- [GOAL OF THE EXERCISE]
Note each line of the listing that contains the string "ylabel", and copy it.

··· ENTRIES

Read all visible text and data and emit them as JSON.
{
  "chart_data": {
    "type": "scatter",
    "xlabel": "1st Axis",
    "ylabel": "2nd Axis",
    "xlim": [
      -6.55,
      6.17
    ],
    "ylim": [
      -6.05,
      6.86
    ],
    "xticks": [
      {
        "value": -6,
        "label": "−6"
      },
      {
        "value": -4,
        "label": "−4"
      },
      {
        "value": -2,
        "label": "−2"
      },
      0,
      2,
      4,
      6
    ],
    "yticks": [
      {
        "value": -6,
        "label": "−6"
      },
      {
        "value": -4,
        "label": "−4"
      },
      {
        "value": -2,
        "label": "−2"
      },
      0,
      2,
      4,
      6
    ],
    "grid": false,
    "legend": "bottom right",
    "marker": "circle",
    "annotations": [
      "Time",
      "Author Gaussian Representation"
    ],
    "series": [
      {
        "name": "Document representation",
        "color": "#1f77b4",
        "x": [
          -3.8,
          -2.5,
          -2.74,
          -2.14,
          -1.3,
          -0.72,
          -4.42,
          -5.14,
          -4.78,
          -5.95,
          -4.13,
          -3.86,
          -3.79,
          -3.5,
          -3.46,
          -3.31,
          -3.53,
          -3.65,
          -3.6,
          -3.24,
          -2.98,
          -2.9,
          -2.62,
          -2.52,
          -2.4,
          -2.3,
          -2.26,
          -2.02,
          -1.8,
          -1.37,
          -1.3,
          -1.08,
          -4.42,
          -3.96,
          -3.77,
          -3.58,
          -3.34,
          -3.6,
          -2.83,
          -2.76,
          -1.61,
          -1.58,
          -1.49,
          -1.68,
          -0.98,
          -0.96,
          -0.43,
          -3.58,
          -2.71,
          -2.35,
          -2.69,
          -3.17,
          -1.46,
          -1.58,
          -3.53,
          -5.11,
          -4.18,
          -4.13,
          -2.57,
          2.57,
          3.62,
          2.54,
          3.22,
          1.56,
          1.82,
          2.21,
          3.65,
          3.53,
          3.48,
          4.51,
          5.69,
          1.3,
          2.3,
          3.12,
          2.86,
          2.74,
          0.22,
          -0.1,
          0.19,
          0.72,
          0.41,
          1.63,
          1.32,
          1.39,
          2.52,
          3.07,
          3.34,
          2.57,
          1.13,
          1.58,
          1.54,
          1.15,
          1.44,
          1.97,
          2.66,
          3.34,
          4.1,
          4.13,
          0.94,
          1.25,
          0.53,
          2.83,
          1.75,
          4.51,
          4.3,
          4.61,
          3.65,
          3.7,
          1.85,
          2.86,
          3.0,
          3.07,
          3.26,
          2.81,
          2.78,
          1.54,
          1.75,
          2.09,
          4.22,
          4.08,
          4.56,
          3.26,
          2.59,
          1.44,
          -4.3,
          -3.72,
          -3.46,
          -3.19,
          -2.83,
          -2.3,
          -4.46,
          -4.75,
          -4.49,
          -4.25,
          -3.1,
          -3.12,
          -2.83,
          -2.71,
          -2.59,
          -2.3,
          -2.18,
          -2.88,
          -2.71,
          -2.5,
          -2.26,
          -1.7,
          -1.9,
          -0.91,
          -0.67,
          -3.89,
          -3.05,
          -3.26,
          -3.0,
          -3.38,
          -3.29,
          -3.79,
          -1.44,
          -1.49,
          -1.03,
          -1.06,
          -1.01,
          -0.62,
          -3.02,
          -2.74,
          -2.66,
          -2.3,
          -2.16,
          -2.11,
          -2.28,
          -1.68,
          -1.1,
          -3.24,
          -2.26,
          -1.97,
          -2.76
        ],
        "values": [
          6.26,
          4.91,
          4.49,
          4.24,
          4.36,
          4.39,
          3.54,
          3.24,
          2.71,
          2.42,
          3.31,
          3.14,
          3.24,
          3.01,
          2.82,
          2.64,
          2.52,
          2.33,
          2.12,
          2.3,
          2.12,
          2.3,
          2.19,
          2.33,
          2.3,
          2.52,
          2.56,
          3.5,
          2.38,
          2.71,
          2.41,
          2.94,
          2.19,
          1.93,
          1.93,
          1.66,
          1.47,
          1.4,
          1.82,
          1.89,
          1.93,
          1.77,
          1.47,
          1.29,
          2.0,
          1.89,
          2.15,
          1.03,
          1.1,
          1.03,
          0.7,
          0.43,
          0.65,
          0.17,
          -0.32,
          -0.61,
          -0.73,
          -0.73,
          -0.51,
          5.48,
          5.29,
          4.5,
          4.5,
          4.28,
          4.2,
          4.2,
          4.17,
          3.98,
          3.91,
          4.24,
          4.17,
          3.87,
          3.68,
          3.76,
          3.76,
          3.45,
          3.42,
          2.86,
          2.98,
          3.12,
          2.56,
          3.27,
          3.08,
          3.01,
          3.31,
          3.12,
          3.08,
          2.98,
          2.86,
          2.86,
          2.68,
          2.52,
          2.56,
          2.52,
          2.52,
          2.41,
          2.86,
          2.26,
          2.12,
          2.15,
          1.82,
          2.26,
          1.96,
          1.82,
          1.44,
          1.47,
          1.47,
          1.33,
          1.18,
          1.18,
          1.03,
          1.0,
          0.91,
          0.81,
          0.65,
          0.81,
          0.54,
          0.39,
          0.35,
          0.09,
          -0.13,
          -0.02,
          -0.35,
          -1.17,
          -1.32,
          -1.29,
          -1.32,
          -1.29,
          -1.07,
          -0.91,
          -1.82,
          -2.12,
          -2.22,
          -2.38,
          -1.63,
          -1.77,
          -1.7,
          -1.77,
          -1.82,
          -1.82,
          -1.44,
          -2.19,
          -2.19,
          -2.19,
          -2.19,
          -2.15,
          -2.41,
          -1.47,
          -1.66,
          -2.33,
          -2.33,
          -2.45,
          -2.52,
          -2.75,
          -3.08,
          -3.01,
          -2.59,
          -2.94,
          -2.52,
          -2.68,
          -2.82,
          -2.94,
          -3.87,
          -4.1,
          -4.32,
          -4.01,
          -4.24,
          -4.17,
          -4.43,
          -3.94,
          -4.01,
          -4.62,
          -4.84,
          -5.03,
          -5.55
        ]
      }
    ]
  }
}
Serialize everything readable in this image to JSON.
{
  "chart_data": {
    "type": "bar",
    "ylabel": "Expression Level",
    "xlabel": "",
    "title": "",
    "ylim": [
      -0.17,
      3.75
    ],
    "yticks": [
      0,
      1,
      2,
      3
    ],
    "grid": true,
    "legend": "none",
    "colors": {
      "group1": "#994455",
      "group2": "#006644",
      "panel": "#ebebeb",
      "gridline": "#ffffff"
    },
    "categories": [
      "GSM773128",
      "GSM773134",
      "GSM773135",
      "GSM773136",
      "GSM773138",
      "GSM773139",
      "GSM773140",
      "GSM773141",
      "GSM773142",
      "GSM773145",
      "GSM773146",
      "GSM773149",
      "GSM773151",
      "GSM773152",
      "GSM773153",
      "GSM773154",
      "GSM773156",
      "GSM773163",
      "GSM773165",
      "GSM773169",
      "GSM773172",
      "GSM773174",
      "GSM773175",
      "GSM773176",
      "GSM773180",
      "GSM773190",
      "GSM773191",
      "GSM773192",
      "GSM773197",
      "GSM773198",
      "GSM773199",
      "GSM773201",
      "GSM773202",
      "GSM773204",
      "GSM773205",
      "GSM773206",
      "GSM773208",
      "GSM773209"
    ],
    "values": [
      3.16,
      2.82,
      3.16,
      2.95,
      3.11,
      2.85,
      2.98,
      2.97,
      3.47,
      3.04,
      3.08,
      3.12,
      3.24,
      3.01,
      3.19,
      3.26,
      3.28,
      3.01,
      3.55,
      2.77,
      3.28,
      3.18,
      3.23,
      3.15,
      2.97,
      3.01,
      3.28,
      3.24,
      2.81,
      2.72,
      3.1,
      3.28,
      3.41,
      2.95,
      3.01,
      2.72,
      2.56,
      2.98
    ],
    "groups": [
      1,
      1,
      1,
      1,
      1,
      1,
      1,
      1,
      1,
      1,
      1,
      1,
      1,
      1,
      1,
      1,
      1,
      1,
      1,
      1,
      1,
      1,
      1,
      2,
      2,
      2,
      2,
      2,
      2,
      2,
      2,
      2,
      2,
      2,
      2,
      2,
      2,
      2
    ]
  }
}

······

- [RESPONSE TO THE TASK]
    "ylabel": "2nd Axis",
    "ylabel": "Expression Level",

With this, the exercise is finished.